● Work to be completed: From the entries below, list each line with "screenshot".

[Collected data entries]
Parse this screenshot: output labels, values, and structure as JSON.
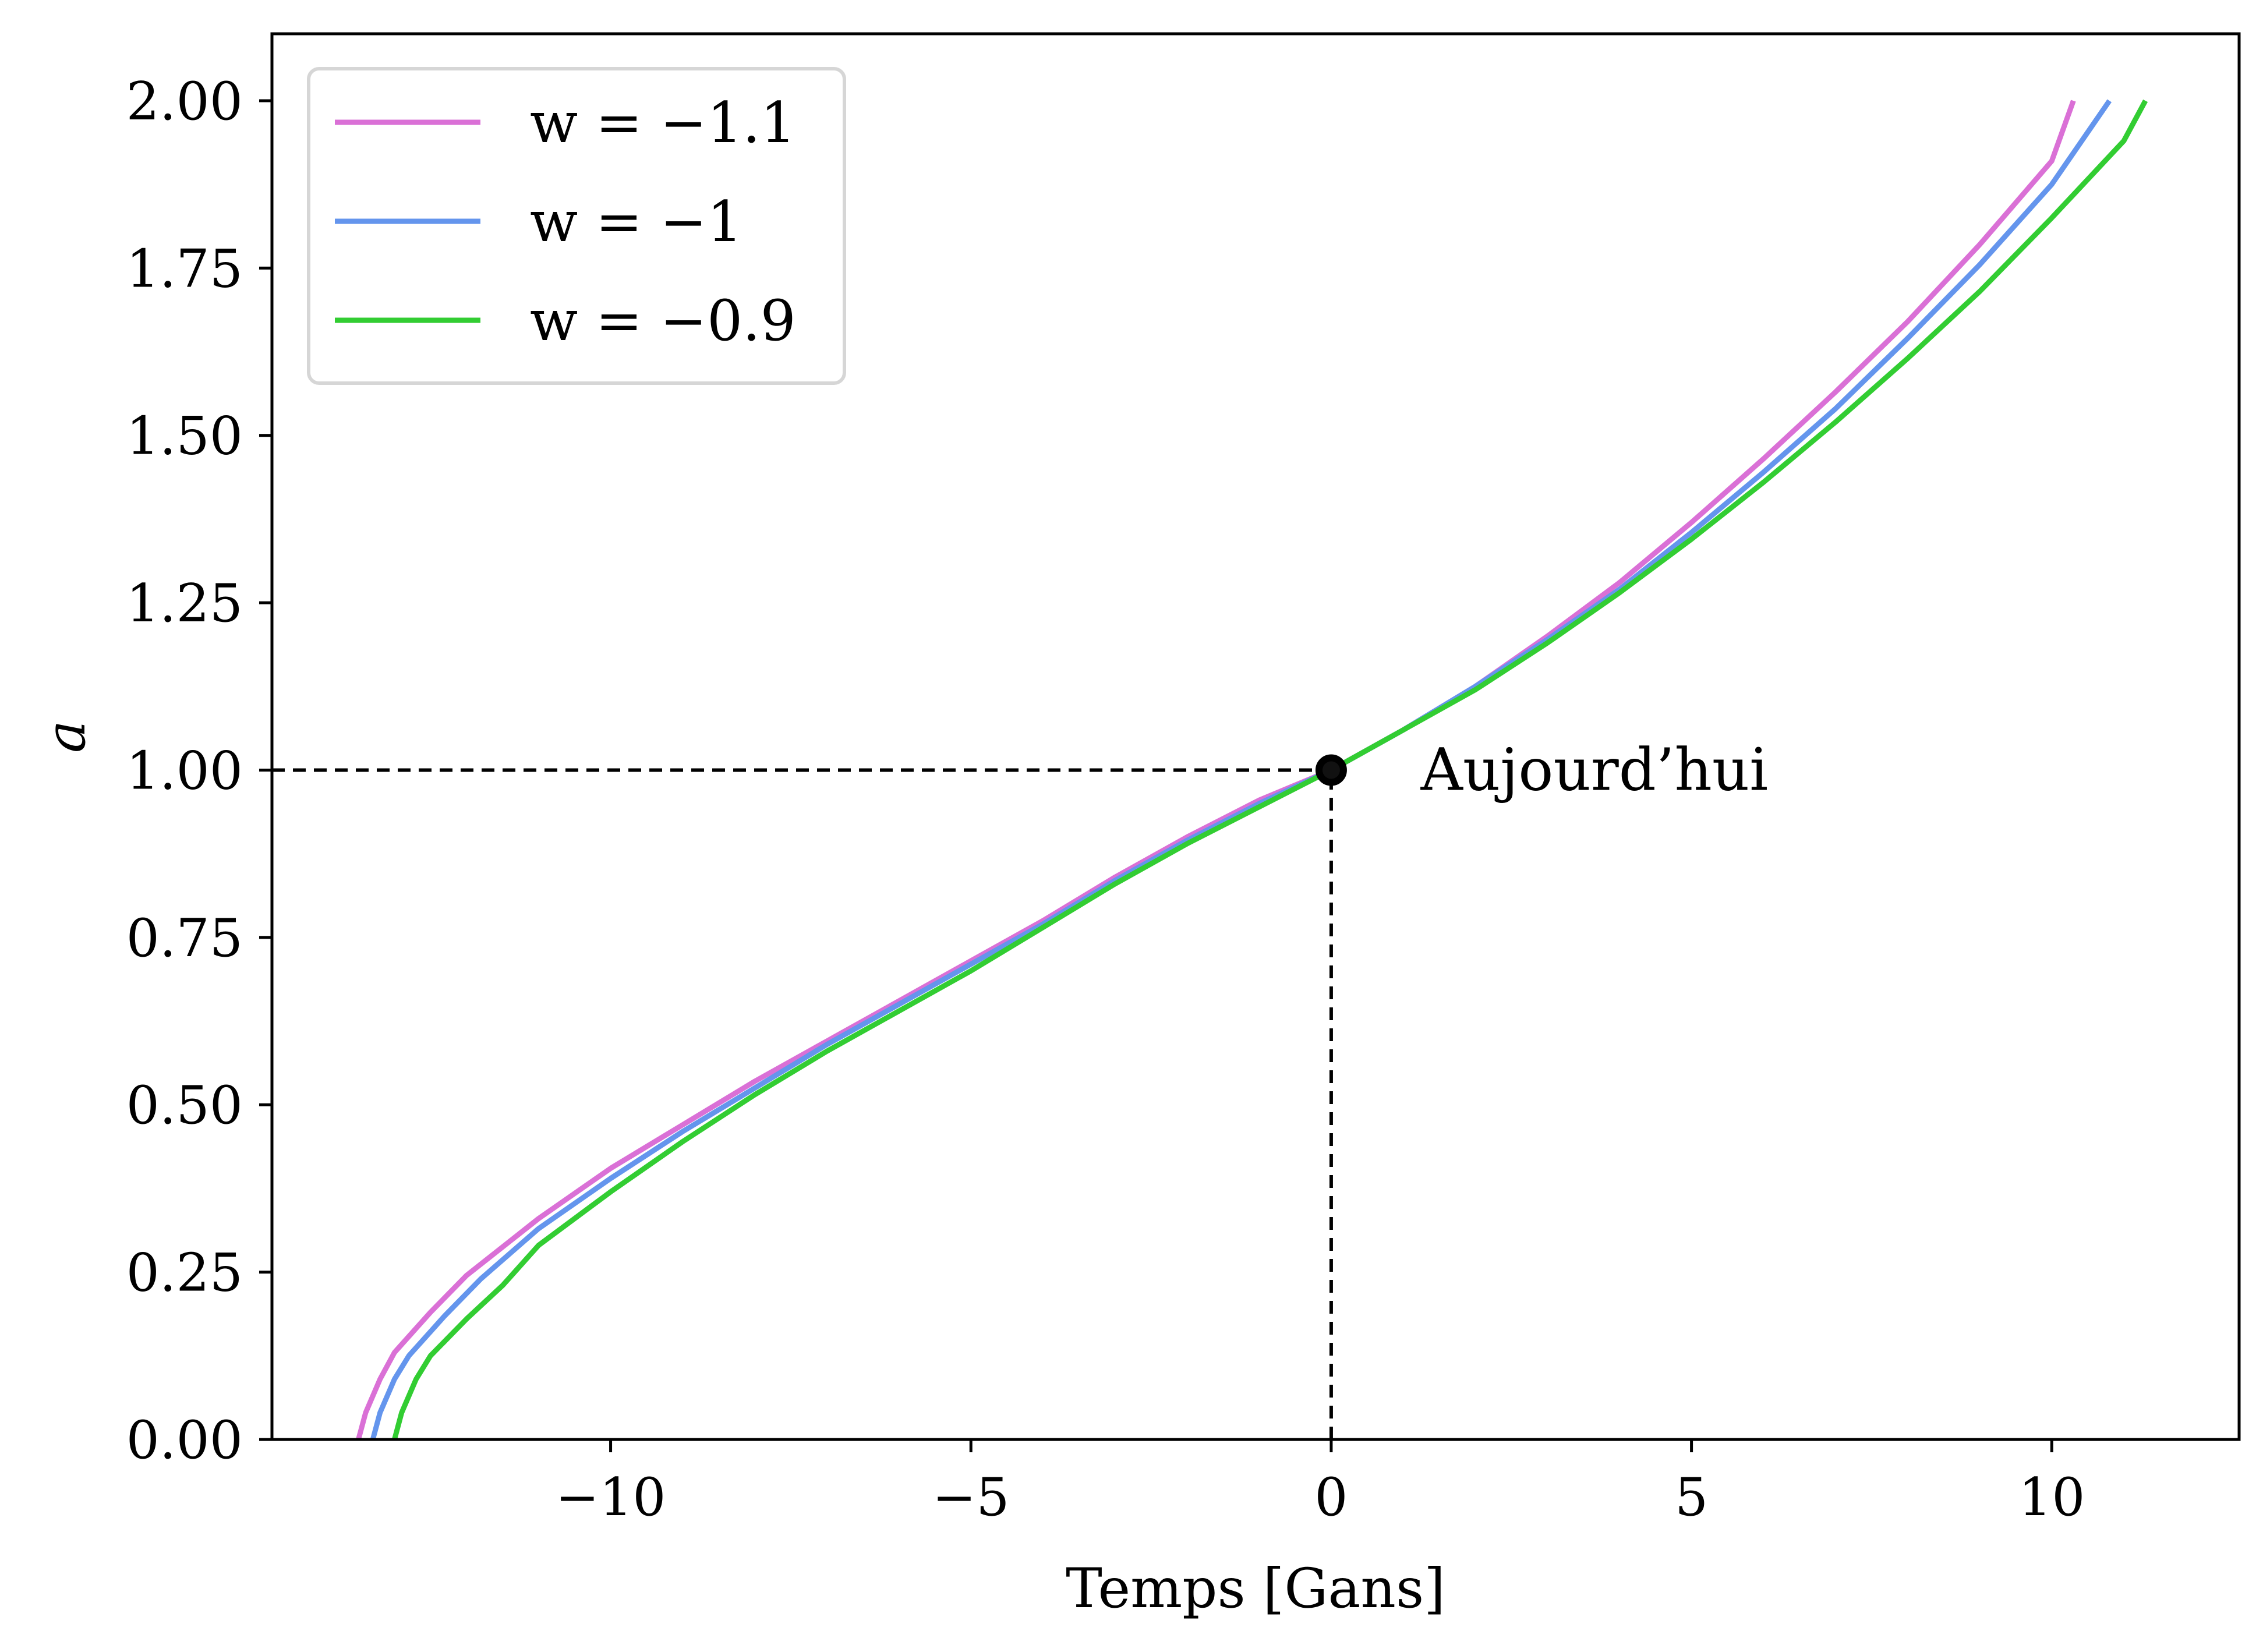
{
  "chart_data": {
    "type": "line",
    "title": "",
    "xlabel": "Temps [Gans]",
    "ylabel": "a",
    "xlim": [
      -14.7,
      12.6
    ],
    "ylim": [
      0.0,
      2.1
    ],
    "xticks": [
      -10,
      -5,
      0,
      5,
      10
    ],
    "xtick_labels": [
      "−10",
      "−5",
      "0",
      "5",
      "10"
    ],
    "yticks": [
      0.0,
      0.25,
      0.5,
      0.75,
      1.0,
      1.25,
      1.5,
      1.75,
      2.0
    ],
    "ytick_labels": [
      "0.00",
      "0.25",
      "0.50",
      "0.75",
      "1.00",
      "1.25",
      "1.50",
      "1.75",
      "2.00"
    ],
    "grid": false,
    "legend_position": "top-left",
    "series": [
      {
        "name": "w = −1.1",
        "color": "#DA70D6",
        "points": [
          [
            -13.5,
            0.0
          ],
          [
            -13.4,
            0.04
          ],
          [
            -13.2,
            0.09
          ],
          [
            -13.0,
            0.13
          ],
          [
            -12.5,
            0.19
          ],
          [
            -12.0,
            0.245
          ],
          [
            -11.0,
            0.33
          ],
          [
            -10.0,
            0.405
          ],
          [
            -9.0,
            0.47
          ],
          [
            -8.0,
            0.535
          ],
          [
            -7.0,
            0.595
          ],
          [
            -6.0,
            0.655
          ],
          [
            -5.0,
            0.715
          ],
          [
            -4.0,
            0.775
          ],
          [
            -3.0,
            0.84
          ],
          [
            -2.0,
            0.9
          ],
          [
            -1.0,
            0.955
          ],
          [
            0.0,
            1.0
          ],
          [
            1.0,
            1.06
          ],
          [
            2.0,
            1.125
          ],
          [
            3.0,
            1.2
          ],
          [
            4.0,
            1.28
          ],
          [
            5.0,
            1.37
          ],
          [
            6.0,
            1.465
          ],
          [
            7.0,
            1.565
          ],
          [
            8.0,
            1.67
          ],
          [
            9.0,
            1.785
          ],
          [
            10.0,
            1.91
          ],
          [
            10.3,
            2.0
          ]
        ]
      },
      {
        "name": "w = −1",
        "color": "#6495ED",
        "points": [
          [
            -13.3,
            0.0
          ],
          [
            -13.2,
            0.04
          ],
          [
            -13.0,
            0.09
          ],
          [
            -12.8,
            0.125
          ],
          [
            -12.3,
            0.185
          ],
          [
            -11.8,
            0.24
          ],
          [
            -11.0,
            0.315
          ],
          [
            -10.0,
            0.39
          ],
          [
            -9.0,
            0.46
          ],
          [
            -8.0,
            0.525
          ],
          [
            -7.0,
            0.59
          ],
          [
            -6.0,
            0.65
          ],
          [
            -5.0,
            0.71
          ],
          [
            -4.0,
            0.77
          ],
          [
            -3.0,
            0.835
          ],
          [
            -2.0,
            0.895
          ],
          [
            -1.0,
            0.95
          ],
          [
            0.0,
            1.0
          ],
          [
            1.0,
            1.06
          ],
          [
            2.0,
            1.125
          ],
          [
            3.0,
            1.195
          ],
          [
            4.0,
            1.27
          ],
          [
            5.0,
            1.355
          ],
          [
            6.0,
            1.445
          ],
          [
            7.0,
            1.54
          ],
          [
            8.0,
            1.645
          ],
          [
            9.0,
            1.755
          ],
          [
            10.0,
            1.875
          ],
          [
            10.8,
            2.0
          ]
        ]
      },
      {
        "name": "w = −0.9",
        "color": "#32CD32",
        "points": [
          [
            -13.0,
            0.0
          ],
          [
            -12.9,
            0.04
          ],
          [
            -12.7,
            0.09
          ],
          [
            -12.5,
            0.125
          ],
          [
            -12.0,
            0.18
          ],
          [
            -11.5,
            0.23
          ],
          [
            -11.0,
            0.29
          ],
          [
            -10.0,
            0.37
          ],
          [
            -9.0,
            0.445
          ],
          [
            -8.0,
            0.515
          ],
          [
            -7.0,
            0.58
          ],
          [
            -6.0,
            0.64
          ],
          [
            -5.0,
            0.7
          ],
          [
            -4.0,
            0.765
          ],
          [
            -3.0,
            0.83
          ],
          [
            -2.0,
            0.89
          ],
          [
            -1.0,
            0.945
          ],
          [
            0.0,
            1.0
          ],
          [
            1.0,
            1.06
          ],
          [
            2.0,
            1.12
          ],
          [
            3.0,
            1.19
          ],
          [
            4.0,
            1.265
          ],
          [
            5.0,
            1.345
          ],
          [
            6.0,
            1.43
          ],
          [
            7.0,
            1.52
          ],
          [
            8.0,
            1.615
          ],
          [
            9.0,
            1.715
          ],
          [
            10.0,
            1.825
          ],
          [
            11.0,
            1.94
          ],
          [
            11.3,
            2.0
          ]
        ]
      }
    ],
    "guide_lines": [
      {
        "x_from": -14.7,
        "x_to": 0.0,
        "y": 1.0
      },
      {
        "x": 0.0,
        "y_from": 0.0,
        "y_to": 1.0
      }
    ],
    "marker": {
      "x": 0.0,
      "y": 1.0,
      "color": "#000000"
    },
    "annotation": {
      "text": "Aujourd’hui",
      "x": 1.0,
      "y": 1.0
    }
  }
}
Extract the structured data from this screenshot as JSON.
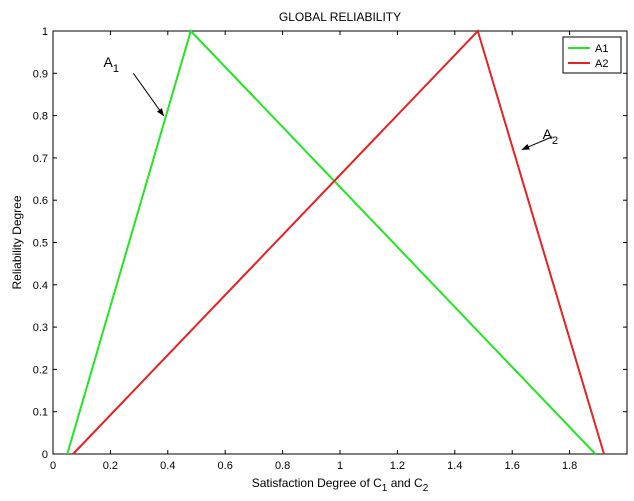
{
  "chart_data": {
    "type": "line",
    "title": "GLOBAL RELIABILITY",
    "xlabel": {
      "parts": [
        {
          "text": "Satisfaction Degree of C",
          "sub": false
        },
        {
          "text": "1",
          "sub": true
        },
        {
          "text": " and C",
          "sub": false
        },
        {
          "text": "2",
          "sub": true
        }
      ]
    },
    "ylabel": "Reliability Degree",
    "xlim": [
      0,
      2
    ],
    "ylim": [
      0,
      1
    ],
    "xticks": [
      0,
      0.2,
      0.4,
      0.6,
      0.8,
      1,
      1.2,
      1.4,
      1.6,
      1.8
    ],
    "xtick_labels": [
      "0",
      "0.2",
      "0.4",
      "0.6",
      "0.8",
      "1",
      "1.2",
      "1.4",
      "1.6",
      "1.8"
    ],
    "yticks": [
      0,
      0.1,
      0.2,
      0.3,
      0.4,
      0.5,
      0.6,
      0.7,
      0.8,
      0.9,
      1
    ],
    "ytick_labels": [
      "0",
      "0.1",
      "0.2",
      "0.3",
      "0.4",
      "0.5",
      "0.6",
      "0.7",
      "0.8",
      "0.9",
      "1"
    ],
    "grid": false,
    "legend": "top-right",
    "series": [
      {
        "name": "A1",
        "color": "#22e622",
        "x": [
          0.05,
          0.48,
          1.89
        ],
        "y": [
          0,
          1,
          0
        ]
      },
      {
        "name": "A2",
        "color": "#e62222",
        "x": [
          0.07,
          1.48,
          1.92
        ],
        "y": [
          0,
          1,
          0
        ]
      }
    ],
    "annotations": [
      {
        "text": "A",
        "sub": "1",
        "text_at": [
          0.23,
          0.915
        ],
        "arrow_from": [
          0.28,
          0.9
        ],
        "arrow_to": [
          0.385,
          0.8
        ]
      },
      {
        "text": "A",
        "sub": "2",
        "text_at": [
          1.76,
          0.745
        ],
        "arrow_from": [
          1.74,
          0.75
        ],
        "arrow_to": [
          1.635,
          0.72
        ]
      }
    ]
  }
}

● Result:
Parse this screenshot: output labels, values, and structure as JSON.
Extract the structured data from this screenshot as JSON.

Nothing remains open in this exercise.